Task details: Reproduce the material word for word; the images stay out.

-- begin Stored data --

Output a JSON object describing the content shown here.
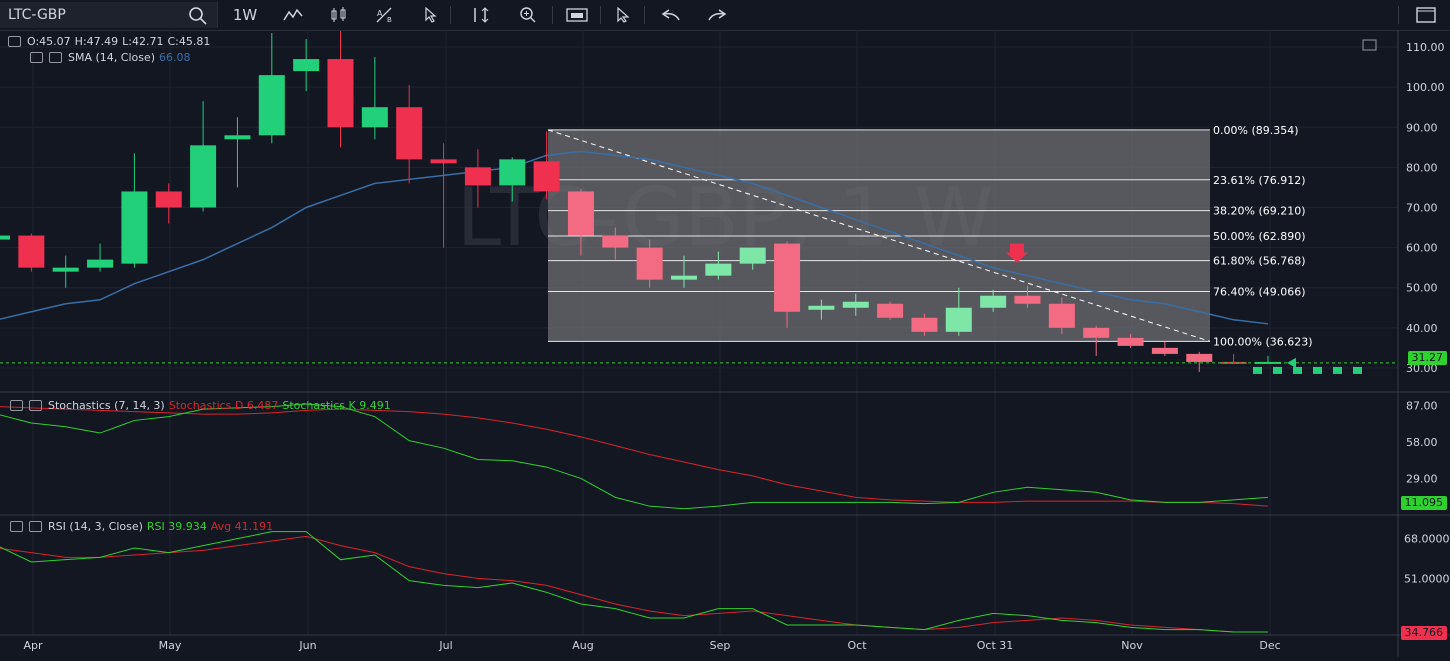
{
  "toolbar": {
    "symbol": "LTC-GBP",
    "interval": "1W",
    "icons": [
      "search-icon",
      "line-tool-icon",
      "candle-style-icon",
      "text-tool-icon",
      "cursor-icon",
      "measure-icon",
      "zoom-icon",
      "screenshot-icon",
      "pointer-select-icon",
      "undo-icon",
      "redo-icon",
      "fullscreen-icon"
    ]
  },
  "watermark": "LTC-GBP, 1 W",
  "ohlc": {
    "o": "O:45.07",
    "h": "H:47.49",
    "l": "L:42.71",
    "c": "C:45.81"
  },
  "sma": {
    "label": "SMA (14, Close)",
    "value": "66.08"
  },
  "stoch": {
    "label": "Stochastics (7, 14, 3)",
    "d_label": "Stochastics D 6.487",
    "k_label": "Stochastics K 9.491"
  },
  "rsi": {
    "label": "RSI (14, 3, Close)",
    "rsi_label": "RSI 39.934",
    "avg_label": "Avg 41.191"
  },
  "price_axis": [
    "110.00",
    "100.00",
    "90.00",
    "80.00",
    "70.00",
    "60.00",
    "50.00",
    "40.00",
    "30.00"
  ],
  "stoch_axis": [
    "87.00",
    "58.00",
    "29.00"
  ],
  "rsi_axis": [
    "68.0000",
    "51.0000"
  ],
  "last_price": "31.27",
  "stoch_last": "11.095",
  "rsi_last": "34.766",
  "fib_levels": [
    {
      "label": "0.00% (89.354)",
      "price": 89.354
    },
    {
      "label": "23.61% (76.912)",
      "price": 76.912
    },
    {
      "label": "38.20% (69.210)",
      "price": 69.21
    },
    {
      "label": "50.00% (62.890)",
      "price": 62.89
    },
    {
      "label": "61.80% (56.768)",
      "price": 56.768
    },
    {
      "label": "76.40% (49.066)",
      "price": 49.066
    },
    {
      "label": "100.00% (36.623)",
      "price": 36.623
    }
  ],
  "time_axis": [
    "Apr",
    "May",
    "Jun",
    "Jul",
    "Aug",
    "Sep",
    "Oct",
    "Oct 31",
    "Nov",
    "Dec"
  ],
  "colors": {
    "bg": "#131722",
    "up": "#22d07a",
    "down": "#f0304f",
    "sma": "#3a6ea5",
    "stochD": "#d9242b",
    "stochK": "#2fd12f",
    "fib_fill": "#6f6f73"
  },
  "chart_data": {
    "type": "candlestick",
    "candles": [
      {
        "o": 62,
        "h": 64,
        "l": 60,
        "c": 63
      },
      {
        "o": 63,
        "h": 63.5,
        "l": 54,
        "c": 55
      },
      {
        "o": 54,
        "h": 58,
        "l": 50,
        "c": 55
      },
      {
        "o": 55,
        "h": 61,
        "l": 54,
        "c": 57
      },
      {
        "o": 56,
        "h": 83.5,
        "l": 55,
        "c": 74
      },
      {
        "o": 74,
        "h": 76,
        "l": 66,
        "c": 70
      },
      {
        "o": 70,
        "h": 96.5,
        "l": 69,
        "c": 85.5
      },
      {
        "o": 87,
        "h": 92.5,
        "l": 75,
        "c": 88
      },
      {
        "o": 88,
        "h": 113.5,
        "l": 86,
        "c": 103
      },
      {
        "o": 104,
        "h": 112,
        "l": 99,
        "c": 107
      },
      {
        "o": 107,
        "h": 114,
        "l": 85,
        "c": 90
      },
      {
        "o": 90,
        "h": 107.5,
        "l": 87,
        "c": 95
      },
      {
        "o": 95,
        "h": 100.5,
        "l": 76,
        "c": 82
      },
      {
        "o": 82,
        "h": 86,
        "l": 60,
        "c": 81
      },
      {
        "o": 80,
        "h": 84.5,
        "l": 70,
        "c": 75.5
      },
      {
        "o": 75.5,
        "h": 82.5,
        "l": 71.5,
        "c": 82
      },
      {
        "o": 81.5,
        "h": 89,
        "l": 72,
        "c": 74
      },
      {
        "o": 74,
        "h": 74.5,
        "l": 58,
        "c": 63
      },
      {
        "o": 63,
        "h": 65,
        "l": 57,
        "c": 60
      },
      {
        "o": 60,
        "h": 62,
        "l": 50,
        "c": 52
      },
      {
        "o": 52,
        "h": 58,
        "l": 50,
        "c": 53
      },
      {
        "o": 53,
        "h": 59,
        "l": 52,
        "c": 56
      },
      {
        "o": 56,
        "h": 60,
        "l": 54.5,
        "c": 60
      },
      {
        "o": 61,
        "h": 61.5,
        "l": 40,
        "c": 44
      },
      {
        "o": 44.5,
        "h": 47,
        "l": 42,
        "c": 45.5
      },
      {
        "o": 45,
        "h": 48.5,
        "l": 43,
        "c": 46.5
      },
      {
        "o": 46,
        "h": 46.5,
        "l": 42,
        "c": 42.5
      },
      {
        "o": 42.5,
        "h": 43.5,
        "l": 38,
        "c": 39
      },
      {
        "o": 39,
        "h": 50,
        "l": 38,
        "c": 45
      },
      {
        "o": 45,
        "h": 49.5,
        "l": 44,
        "c": 48
      },
      {
        "o": 48,
        "h": 50.5,
        "l": 45,
        "c": 46
      },
      {
        "o": 46,
        "h": 47.5,
        "l": 38.5,
        "c": 40
      },
      {
        "o": 40,
        "h": 40.5,
        "l": 33,
        "c": 37.5
      },
      {
        "o": 37.5,
        "h": 38.5,
        "l": 35,
        "c": 35.5
      },
      {
        "o": 35,
        "h": 36.5,
        "l": 33,
        "c": 33.5
      },
      {
        "o": 33.5,
        "h": 34,
        "l": 29,
        "c": 31.5
      },
      {
        "o": 31.5,
        "h": 33.5,
        "l": 31,
        "c": 31.27
      },
      {
        "o": 31.27,
        "h": 33,
        "l": 31,
        "c": 31.5
      }
    ],
    "sma": [
      42,
      44,
      46,
      47,
      51,
      54,
      57,
      61,
      65,
      70,
      73,
      76,
      77,
      78,
      79,
      80,
      83,
      84,
      83,
      82,
      80,
      78,
      76,
      73,
      70,
      67,
      64,
      61,
      58,
      55,
      53,
      51,
      49,
      47,
      46,
      44,
      42,
      41
    ],
    "stoch_d": [
      86,
      85,
      84,
      83,
      82,
      81,
      80,
      80,
      81,
      83,
      84,
      83,
      82,
      80,
      77,
      73,
      68,
      62,
      55,
      48,
      42,
      36,
      31,
      24,
      19,
      14,
      12,
      11,
      10,
      10,
      11,
      11,
      11,
      11,
      10,
      10,
      9,
      7
    ],
    "stoch_k": [
      80,
      73,
      70,
      65,
      75,
      78,
      84,
      85,
      86,
      88,
      86,
      78,
      59,
      53,
      44,
      43,
      38,
      29,
      14,
      7,
      5,
      7,
      10,
      10,
      10,
      10,
      10,
      9,
      10,
      18,
      22,
      20,
      18,
      12,
      10,
      10,
      12,
      14
    ],
    "rsi": [
      65,
      58,
      59,
      60,
      64,
      62,
      65,
      68,
      71,
      71,
      59,
      61,
      50,
      48,
      47,
      49,
      45,
      40,
      38,
      34,
      34,
      38,
      38,
      31,
      31,
      31,
      30,
      29,
      33,
      36,
      35,
      33,
      32,
      30,
      29,
      29,
      28,
      28
    ],
    "rsi_avg": [
      64,
      62,
      60,
      60,
      61,
      62,
      63,
      65,
      67,
      69,
      65,
      62,
      56,
      53,
      51,
      50,
      48,
      44,
      40,
      37,
      35,
      36,
      37,
      35,
      33,
      31,
      30,
      29,
      30,
      32,
      33,
      34,
      33,
      31,
      30,
      29,
      28,
      28
    ]
  }
}
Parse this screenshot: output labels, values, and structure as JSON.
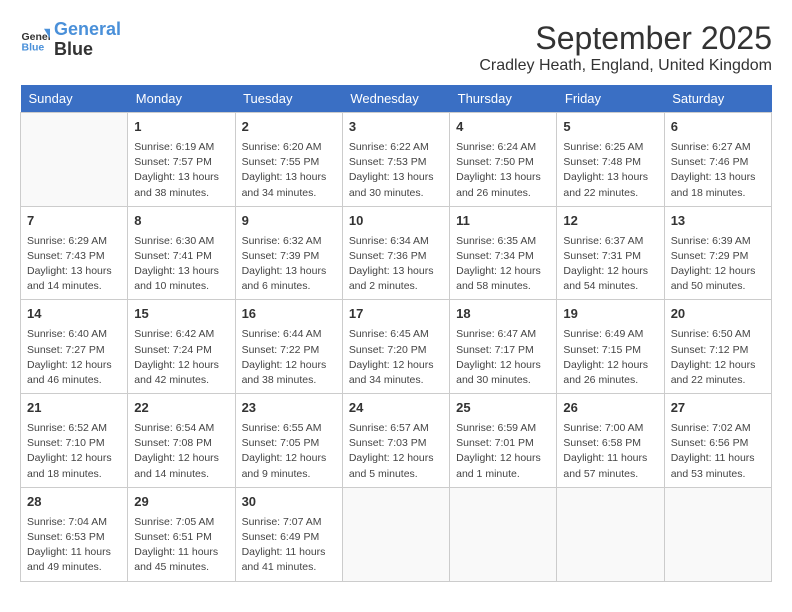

-- end Stored data --

Correct output:
Output a JSON object describing the content shown here.
{
  "toolbar": {
    "symbol": "LTC-GBP",
    "interval": "1W",
    "icons": [
      "search-icon",
      "line-tool-icon",
      "candle-style-icon",
      "text-tool-icon",
      "cursor-icon",
      "measure-icon",
      "zoom-icon",
      "screenshot-icon",
      "pointer-select-icon",
      "undo-icon",
      "redo-icon",
      "fullscreen-icon"
    ]
  },
  "watermark": "LTC-GBP, 1 W",
  "ohlc": {
    "o": "O:45.07",
    "h": "H:47.49",
    "l": "L:42.71",
    "c": "C:45.81"
  },
  "sma": {
    "label": "SMA (14, Close)",
    "value": "66.08"
  },
  "stoch": {
    "label": "Stochastics (7, 14, 3)",
    "d_label": "Stochastics D 6.487",
    "k_label": "Stochastics K 9.491"
  },
  "rsi": {
    "label": "RSI (14, 3, Close)",
    "rsi_label": "RSI 39.934",
    "avg_label": "Avg 41.191"
  },
  "price_axis": [
    "110.00",
    "100.00",
    "90.00",
    "80.00",
    "70.00",
    "60.00",
    "50.00",
    "40.00",
    "30.00"
  ],
  "stoch_axis": [
    "87.00",
    "58.00",
    "29.00"
  ],
  "rsi_axis": [
    "68.0000",
    "51.0000"
  ],
  "last_price": "31.27",
  "stoch_last": "11.095",
  "rsi_last": "34.766",
  "fib_levels": [
    {
      "label": "0.00% (89.354)",
      "price": 89.354
    },
    {
      "label": "23.61% (76.912)",
      "price": 76.912
    },
    {
      "label": "38.20% (69.210)",
      "price": 69.21
    },
    {
      "label": "50.00% (62.890)",
      "price": 62.89
    },
    {
      "label": "61.80% (56.768)",
      "price": 56.768
    },
    {
      "label": "76.40% (49.066)",
      "price": 49.066
    },
    {
      "label": "100.00% (36.623)",
      "price": 36.623
    }
  ],
  "time_axis": [
    "Apr",
    "May",
    "Jun",
    "Jul",
    "Aug",
    "Sep",
    "Oct",
    "Oct 31",
    "Nov",
    "Dec"
  ],
  "colors": {
    "bg": "#131722",
    "up": "#22d07a",
    "down": "#f0304f",
    "sma": "#3a6ea5",
    "stochD": "#d9242b",
    "stochK": "#2fd12f",
    "fib_fill": "#6f6f73"
  },
  "chart_data": {
    "type": "candlestick",
    "candles": [
      {
        "o": 62,
        "h": 64,
        "l": 60,
        "c": 63
      },
      {
        "o": 63,
        "h": 63.5,
        "l": 54,
        "c": 55
      },
      {
        "o": 54,
        "h": 58,
        "l": 50,
        "c": 55
      },
      {
        "o": 55,
        "h": 61,
        "l": 54,
        "c": 57
      },
      {
        "o": 56,
        "h": 83.5,
        "l": 55,
        "c": 74
      },
      {
        "o": 74,
        "h": 76,
        "l": 66,
        "c": 70
      },
      {
        "o": 70,
        "h": 96.5,
        "l": 69,
        "c": 85.5
      },
      {
        "o": 87,
        "h": 92.5,
        "l": 75,
        "c": 88
      },
      {
        "o": 88,
        "h": 113.5,
        "l": 86,
        "c": 103
      },
      {
        "o": 104,
        "h": 112,
        "l": 99,
        "c": 107
      },
      {
        "o": 107,
        "h": 114,
        "l": 85,
        "c": 90
      },
      {
        "o": 90,
        "h": 107.5,
        "l": 87,
        "c": 95
      },
      {
        "o": 95,
        "h": 100.5,
        "l": 76,
        "c": 82
      },
      {
        "o": 82,
        "h": 86,
        "l": 60,
        "c": 81
      },
      {
        "o": 80,
        "h": 84.5,
        "l": 70,
        "c": 75.5
      },
      {
        "o": 75.5,
        "h": 82.5,
        "l": 71.5,
        "c": 82
      },
      {
        "o": 81.5,
        "h": 89,
        "l": 72,
        "c": 74
      },
      {
        "o": 74,
        "h": 74.5,
        "l": 58,
        "c": 63
      },
      {
        "o": 63,
        "h": 65,
        "l": 57,
        "c": 60
      },
      {
        "o": 60,
        "h": 62,
        "l": 50,
        "c": 52
      },
      {
        "o": 52,
        "h": 58,
        "l": 50,
        "c": 53
      },
      {
        "o": 53,
        "h": 59,
        "l": 52,
        "c": 56
      },
      {
        "o": 56,
        "h": 60,
        "l": 54.5,
        "c": 60
      },
      {
        "o": 61,
        "h": 61.5,
        "l": 40,
        "c": 44
      },
      {
        "o": 44.5,
        "h": 47,
        "l": 42,
        "c": 45.5
      },
      {
        "o": 45,
        "h": 48.5,
        "l": 43,
        "c": 46.5
      },
      {
        "o": 46,
        "h": 46.5,
        "l": 42,
        "c": 42.5
      },
      {
        "o": 42.5,
        "h": 43.5,
        "l": 38,
        "c": 39
      },
      {
        "o": 39,
        "h": 50,
        "l": 38,
        "c": 45
      },
      {
        "o": 45,
        "h": 49.5,
        "l": 44,
        "c": 48
      },
      {
        "o": 48,
        "h": 50.5,
        "l": 45,
        "c": 46
      },
      {
        "o": 46,
        "h": 47.5,
        "l": 38.5,
        "c": 40
      },
      {
        "o": 40,
        "h": 40.5,
        "l": 33,
        "c": 37.5
      },
      {
        "o": 37.5,
        "h": 38.5,
        "l": 35,
        "c": 35.5
      },
      {
        "o": 35,
        "h": 36.5,
        "l": 33,
        "c": 33.5
      },
      {
        "o": 33.5,
        "h": 34,
        "l": 29,
        "c": 31.5
      },
      {
        "o": 31.5,
        "h": 33.5,
        "l": 31,
        "c": 31.27
      },
      {
        "o": 31.27,
        "h": 33,
        "l": 31,
        "c": 31.5
      }
    ],
    "sma": [
      42,
      44,
      46,
      47,
      51,
      54,
      57,
      61,
      65,
      70,
      73,
      76,
      77,
      78,
      79,
      80,
      83,
      84,
      83,
      82,
      80,
      78,
      76,
      73,
      70,
      67,
      64,
      61,
      58,
      55,
      53,
      51,
      49,
      47,
      46,
      44,
      42,
      41
    ],
    "stoch_d": [
      86,
      85,
      84,
      83,
      82,
      81,
      80,
      80,
      81,
      83,
      84,
      83,
      82,
      80,
      77,
      73,
      68,
      62,
      55,
      48,
      42,
      36,
      31,
      24,
      19,
      14,
      12,
      11,
      10,
      10,
      11,
      11,
      11,
      11,
      10,
      10,
      9,
      7
    ],
    "stoch_k": [
      80,
      73,
      70,
      65,
      75,
      78,
      84,
      85,
      86,
      88,
      86,
      78,
      59,
      53,
      44,
      43,
      38,
      29,
      14,
      7,
      5,
      7,
      10,
      10,
      10,
      10,
      10,
      9,
      10,
      18,
      22,
      20,
      18,
      12,
      10,
      10,
      12,
      14
    ],
    "rsi": [
      65,
      58,
      59,
      60,
      64,
      62,
      65,
      68,
      71,
      71,
      59,
      61,
      50,
      48,
      47,
      49,
      45,
      40,
      38,
      34,
      34,
      38,
      38,
      31,
      31,
      31,
      30,
      29,
      33,
      36,
      35,
      33,
      32,
      30,
      29,
      29,
      28,
      28
    ],
    "rsi_avg": [
      64,
      62,
      60,
      60,
      61,
      62,
      63,
      65,
      67,
      69,
      65,
      62,
      56,
      53,
      51,
      50,
      48,
      44,
      40,
      37,
      35,
      36,
      37,
      35,
      33,
      31,
      30,
      29,
      30,
      32,
      33,
      34,
      33,
      31,
      30,
      29,
      28,
      28
    ]
  }
}
Parse this screenshot: output labels, values, and structure as JSON.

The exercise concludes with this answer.